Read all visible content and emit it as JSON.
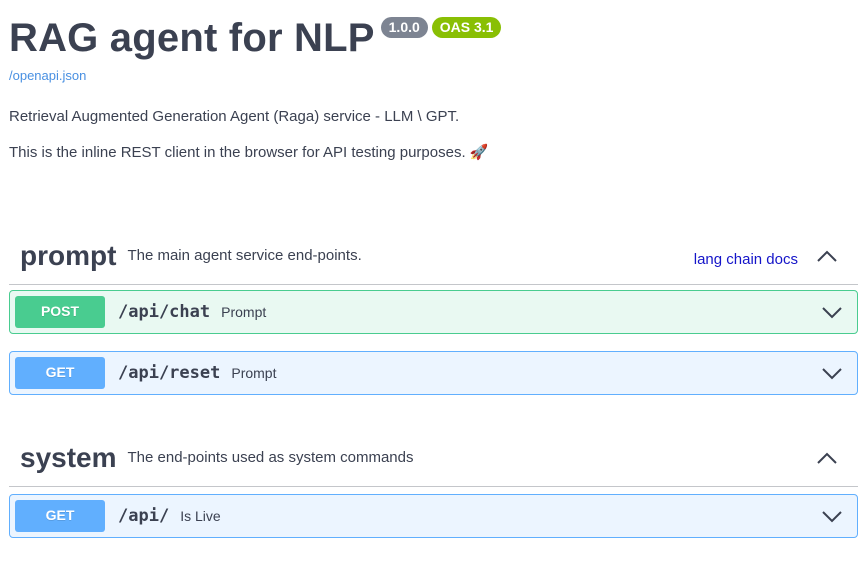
{
  "info": {
    "title": "RAG agent for NLP",
    "version_badge": "1.0.0",
    "oas_badge": "OAS 3.1",
    "spec_link": "/openapi.json",
    "description_line1": "Retrieval Augmented Generation Agent (Raga) service - LLM \\ GPT.",
    "description_line2": "This is the inline REST client in the browser for API testing purposes. 🚀"
  },
  "tags": [
    {
      "name": "prompt",
      "description": "The main agent service end-points.",
      "external_link": "lang chain docs",
      "operations": [
        {
          "method": "POST",
          "path": "/api/chat",
          "summary": "Prompt"
        },
        {
          "method": "GET",
          "path": "/api/reset",
          "summary": "Prompt"
        }
      ]
    },
    {
      "name": "system",
      "description": "The end-points used as system commands",
      "operations": [
        {
          "method": "GET",
          "path": "/api/",
          "summary": "Is Live"
        }
      ]
    }
  ],
  "colors": {
    "post": "#49cc90",
    "get": "#61affe",
    "version_badge": "#7d8492",
    "oas_badge": "#89bf04",
    "link": "#4990e2"
  },
  "icons": {
    "tag_toggle": "chevron-up-icon",
    "op_toggle": "chevron-down-icon"
  }
}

What to work on:
Each entry should be repeated exactly as it appears; the pictures stay out.

Right answer:
Read all visible content and emit it as JSON.
{
  "info": {
    "title": "RAG agent for NLP",
    "version_badge": "1.0.0",
    "oas_badge": "OAS 3.1",
    "spec_link": "/openapi.json",
    "description_line1": "Retrieval Augmented Generation Agent (Raga) service - LLM \\ GPT.",
    "description_line2": "This is the inline REST client in the browser for API testing purposes. 🚀"
  },
  "tags": [
    {
      "name": "prompt",
      "description": "The main agent service end-points.",
      "external_link": "lang chain docs",
      "operations": [
        {
          "method": "POST",
          "path": "/api/chat",
          "summary": "Prompt"
        },
        {
          "method": "GET",
          "path": "/api/reset",
          "summary": "Prompt"
        }
      ]
    },
    {
      "name": "system",
      "description": "The end-points used as system commands",
      "operations": [
        {
          "method": "GET",
          "path": "/api/",
          "summary": "Is Live"
        }
      ]
    }
  ],
  "colors": {
    "post": "#49cc90",
    "get": "#61affe",
    "version_badge": "#7d8492",
    "oas_badge": "#89bf04",
    "link": "#4990e2"
  },
  "icons": {
    "tag_toggle": "chevron-up-icon",
    "op_toggle": "chevron-down-icon"
  }
}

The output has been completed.